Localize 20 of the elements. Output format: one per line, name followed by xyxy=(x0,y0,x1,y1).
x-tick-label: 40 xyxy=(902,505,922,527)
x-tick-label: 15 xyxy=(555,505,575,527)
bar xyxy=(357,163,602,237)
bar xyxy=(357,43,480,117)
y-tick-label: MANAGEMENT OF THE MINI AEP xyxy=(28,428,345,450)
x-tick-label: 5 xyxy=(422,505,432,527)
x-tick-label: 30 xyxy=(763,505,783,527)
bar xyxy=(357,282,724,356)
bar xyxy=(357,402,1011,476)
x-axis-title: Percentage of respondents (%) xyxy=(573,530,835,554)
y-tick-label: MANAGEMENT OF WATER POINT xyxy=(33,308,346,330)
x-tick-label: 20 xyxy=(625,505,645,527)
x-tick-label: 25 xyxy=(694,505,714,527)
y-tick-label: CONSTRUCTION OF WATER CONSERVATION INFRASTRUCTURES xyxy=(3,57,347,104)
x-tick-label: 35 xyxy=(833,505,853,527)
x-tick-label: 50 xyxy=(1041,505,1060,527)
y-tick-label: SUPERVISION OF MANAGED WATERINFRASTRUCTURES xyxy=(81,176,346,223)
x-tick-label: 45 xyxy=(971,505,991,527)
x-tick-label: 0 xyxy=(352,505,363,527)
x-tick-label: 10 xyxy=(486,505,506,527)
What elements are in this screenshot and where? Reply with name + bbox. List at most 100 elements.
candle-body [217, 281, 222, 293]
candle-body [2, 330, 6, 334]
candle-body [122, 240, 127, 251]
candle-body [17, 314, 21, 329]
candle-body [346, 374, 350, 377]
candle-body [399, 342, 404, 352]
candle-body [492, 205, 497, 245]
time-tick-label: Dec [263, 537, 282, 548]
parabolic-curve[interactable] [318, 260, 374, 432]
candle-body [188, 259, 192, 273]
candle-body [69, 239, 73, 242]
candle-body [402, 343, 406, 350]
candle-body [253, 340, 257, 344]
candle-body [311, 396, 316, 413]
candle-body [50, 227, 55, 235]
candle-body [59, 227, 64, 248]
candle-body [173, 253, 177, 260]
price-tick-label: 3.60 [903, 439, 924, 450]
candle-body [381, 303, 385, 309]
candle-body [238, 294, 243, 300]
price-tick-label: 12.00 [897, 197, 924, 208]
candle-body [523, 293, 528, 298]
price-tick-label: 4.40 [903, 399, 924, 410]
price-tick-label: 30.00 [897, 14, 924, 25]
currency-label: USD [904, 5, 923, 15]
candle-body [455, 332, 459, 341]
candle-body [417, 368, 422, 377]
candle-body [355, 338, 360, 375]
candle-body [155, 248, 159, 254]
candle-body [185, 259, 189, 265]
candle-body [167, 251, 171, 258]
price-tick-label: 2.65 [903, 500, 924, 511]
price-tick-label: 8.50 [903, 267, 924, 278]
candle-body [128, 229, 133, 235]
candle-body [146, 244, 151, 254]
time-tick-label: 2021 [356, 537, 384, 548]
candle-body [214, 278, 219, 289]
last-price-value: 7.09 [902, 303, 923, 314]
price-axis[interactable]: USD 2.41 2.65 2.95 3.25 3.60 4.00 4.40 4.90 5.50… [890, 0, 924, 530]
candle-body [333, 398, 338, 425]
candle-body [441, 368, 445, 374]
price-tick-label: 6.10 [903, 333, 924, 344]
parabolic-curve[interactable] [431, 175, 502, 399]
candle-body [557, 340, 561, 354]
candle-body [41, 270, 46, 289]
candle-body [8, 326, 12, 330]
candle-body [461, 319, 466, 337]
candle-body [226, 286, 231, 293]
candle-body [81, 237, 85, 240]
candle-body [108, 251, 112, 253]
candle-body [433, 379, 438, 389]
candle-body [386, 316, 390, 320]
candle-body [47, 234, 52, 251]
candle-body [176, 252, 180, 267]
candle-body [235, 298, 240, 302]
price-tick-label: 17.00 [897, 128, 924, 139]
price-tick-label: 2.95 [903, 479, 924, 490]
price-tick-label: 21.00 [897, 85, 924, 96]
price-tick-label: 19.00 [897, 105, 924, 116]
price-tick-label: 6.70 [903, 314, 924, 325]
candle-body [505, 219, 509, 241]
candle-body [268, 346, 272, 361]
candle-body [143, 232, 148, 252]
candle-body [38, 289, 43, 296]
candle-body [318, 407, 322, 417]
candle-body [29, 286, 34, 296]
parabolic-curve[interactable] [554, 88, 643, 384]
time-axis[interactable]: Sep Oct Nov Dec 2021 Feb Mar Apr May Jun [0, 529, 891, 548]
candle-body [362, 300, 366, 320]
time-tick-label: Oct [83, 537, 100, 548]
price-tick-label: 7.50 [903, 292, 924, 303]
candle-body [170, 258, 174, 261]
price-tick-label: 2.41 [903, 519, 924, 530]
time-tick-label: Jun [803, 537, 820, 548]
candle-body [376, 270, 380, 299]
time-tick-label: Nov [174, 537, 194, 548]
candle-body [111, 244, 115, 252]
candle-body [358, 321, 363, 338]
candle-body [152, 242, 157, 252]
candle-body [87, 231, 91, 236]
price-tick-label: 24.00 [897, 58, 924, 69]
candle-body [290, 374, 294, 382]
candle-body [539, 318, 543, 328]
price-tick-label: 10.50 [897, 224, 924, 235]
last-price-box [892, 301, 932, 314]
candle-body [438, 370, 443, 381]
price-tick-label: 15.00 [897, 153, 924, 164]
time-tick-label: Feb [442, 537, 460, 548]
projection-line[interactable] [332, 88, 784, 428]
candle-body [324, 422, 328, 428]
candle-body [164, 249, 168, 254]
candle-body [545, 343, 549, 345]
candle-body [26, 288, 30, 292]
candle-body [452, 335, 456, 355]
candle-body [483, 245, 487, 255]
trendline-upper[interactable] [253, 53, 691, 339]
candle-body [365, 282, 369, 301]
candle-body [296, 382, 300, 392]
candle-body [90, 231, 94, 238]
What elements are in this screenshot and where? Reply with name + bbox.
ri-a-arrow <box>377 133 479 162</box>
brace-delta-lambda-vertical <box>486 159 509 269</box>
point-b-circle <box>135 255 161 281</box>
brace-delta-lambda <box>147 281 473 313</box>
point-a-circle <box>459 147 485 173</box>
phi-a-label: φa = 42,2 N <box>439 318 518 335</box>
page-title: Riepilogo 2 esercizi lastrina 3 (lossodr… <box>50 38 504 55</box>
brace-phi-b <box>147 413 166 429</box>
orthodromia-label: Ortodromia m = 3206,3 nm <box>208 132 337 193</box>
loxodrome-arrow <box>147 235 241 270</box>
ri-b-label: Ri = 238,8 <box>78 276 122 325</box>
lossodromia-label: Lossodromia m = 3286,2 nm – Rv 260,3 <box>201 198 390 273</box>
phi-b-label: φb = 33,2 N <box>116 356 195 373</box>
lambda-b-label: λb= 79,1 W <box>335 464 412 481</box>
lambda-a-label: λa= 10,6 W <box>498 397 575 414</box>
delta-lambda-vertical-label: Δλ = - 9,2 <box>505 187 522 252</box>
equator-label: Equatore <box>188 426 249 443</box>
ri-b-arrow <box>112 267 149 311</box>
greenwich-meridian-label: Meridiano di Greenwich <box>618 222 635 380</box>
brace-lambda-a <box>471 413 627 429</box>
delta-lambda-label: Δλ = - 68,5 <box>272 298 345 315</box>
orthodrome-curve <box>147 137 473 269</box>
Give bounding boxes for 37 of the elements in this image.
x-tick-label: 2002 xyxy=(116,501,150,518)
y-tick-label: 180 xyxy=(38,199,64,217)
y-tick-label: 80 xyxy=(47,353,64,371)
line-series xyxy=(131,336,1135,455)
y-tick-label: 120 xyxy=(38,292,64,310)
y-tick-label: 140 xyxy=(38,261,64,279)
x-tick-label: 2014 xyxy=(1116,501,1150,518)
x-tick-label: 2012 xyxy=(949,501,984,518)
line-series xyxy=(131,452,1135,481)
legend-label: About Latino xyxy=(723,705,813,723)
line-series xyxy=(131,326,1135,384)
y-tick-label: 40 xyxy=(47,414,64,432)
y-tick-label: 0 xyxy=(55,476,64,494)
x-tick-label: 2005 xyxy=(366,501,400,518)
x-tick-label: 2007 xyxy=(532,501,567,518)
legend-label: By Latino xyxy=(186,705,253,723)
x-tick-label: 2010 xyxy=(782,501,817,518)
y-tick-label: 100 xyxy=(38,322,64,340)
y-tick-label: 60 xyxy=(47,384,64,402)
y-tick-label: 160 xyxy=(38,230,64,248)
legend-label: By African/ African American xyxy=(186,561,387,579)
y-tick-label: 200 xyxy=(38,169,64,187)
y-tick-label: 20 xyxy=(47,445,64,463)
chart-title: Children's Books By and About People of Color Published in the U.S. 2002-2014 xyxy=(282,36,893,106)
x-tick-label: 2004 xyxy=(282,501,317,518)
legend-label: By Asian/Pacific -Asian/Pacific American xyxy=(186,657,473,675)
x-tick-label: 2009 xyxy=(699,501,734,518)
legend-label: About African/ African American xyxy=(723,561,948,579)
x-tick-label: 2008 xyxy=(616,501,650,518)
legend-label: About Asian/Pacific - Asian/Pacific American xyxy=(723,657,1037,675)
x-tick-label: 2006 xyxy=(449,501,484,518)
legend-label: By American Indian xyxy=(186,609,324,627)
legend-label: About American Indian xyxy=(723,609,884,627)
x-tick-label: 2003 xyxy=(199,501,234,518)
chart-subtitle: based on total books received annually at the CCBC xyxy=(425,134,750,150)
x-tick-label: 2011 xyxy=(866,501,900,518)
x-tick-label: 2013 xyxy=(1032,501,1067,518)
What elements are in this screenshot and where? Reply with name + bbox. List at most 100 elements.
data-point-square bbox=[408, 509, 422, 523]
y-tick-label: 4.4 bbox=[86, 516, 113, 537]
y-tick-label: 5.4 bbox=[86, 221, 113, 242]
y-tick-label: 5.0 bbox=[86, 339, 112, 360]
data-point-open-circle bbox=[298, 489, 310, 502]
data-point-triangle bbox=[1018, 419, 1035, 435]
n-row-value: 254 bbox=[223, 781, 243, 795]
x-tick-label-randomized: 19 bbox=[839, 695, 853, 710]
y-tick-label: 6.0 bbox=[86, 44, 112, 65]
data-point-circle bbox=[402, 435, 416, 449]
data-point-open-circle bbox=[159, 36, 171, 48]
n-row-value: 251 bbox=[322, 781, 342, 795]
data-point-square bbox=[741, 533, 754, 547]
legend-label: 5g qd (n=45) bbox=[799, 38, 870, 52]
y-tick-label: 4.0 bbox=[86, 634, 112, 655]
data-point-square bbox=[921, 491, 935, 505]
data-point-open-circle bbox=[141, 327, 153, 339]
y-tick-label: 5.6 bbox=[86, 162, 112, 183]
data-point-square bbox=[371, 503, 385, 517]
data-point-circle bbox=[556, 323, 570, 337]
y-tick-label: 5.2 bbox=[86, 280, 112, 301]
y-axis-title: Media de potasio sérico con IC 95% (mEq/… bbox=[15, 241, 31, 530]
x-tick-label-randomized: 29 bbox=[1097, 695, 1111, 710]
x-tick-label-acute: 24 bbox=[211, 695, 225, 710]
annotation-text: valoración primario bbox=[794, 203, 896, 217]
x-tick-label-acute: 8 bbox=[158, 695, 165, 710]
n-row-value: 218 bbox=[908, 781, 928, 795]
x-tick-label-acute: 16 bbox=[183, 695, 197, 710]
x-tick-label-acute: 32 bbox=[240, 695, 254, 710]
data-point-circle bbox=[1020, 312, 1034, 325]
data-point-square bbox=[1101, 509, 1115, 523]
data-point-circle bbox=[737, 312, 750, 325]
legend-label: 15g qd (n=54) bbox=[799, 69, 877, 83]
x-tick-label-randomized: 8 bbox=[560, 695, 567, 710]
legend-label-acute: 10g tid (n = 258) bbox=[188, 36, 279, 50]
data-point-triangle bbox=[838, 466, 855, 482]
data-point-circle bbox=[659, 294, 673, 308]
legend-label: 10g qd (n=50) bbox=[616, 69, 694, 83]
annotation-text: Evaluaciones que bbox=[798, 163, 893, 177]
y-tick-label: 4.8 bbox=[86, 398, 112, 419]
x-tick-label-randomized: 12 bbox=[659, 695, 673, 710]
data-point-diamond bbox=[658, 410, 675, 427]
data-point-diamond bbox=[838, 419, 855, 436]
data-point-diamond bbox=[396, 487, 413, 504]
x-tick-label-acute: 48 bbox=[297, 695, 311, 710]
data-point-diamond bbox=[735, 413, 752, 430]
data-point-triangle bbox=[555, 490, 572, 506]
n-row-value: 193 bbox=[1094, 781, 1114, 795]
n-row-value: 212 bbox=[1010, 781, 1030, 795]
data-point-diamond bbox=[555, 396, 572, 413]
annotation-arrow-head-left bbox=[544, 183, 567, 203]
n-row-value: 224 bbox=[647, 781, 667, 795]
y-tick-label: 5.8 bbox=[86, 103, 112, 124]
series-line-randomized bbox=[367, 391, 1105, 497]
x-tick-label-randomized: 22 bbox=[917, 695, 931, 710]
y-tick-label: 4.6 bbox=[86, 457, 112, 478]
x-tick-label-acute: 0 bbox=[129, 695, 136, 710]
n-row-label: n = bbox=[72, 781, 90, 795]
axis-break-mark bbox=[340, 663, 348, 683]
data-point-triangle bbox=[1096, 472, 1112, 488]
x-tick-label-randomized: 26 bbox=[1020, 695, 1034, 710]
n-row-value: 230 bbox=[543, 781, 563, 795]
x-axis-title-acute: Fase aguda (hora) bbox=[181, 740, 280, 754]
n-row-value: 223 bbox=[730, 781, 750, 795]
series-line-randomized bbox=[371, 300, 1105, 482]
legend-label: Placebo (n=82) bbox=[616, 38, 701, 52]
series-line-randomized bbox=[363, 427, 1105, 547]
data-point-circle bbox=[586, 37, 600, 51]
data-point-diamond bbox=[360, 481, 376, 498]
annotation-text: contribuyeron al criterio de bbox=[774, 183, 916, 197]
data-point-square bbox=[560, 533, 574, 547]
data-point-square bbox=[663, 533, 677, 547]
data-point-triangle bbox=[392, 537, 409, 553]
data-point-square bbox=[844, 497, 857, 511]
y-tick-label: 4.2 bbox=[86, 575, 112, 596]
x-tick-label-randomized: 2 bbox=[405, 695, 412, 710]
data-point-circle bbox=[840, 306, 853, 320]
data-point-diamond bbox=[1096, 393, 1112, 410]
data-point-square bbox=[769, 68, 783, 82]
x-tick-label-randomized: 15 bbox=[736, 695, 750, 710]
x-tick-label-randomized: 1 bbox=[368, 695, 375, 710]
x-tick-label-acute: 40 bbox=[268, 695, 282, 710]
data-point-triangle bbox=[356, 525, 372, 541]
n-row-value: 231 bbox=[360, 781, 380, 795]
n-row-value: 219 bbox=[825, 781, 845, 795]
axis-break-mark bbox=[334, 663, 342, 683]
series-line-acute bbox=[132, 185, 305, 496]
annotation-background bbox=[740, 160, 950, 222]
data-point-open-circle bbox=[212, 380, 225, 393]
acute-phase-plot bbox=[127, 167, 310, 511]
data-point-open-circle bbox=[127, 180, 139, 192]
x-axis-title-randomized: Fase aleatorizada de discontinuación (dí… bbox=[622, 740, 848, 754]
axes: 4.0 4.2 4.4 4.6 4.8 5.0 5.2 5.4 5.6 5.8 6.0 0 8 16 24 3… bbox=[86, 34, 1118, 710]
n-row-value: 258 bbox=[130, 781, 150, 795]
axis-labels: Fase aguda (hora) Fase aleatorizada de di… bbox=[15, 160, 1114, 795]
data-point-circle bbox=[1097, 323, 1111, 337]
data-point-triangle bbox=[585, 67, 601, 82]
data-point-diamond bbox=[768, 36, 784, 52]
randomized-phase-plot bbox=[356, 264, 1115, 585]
· · · ·
What is expected.
Please format the entries from the first line up to and including the line with "x-tick-label: 50 xyxy=(1041,505,1060,527)" as a Markdown table with two columns, No. and Entry text. Give each row a number and leave out any blank lines.

Result.
| No. | Entry text |
|---|---|
| 1 | Localize 20 of the elements. Output format: one per line, name followed by xyxy=(x0,y0,x1,y1). |
| 2 | x-tick-label: 40 xyxy=(902,505,922,527) |
| 3 | x-tick-label: 15 xyxy=(555,505,575,527) |
| 4 | bar xyxy=(357,163,602,237) |
| 5 | bar xyxy=(357,43,480,117) |
| 6 | y-tick-label: MANAGEMENT OF THE MINI AEP xyxy=(28,428,345,450) |
| 7 | x-tick-label: 5 xyxy=(422,505,432,527) |
| 8 | x-tick-label: 30 xyxy=(763,505,783,527) |
| 9 | bar xyxy=(357,282,724,356) |
| 10 | bar xyxy=(357,402,1011,476) |
| 11 | x-axis-title: Percentage of respondents (%) xyxy=(573,530,835,554) |
| 12 | y-tick-label: MANAGEMENT OF WATER POINT xyxy=(33,308,346,330) |
| 13 | x-tick-label: 20 xyxy=(625,505,645,527) |
| 14 | x-tick-label: 25 xyxy=(694,505,714,527) |
| 15 | y-tick-label: CONSTRUCTION OF WATER CONSERVATION INFRASTRUCTURES xyxy=(3,57,347,104) |
| 16 | x-tick-label: 35 xyxy=(833,505,853,527) |
| 17 | x-tick-label: 50 xyxy=(1041,505,1060,527) |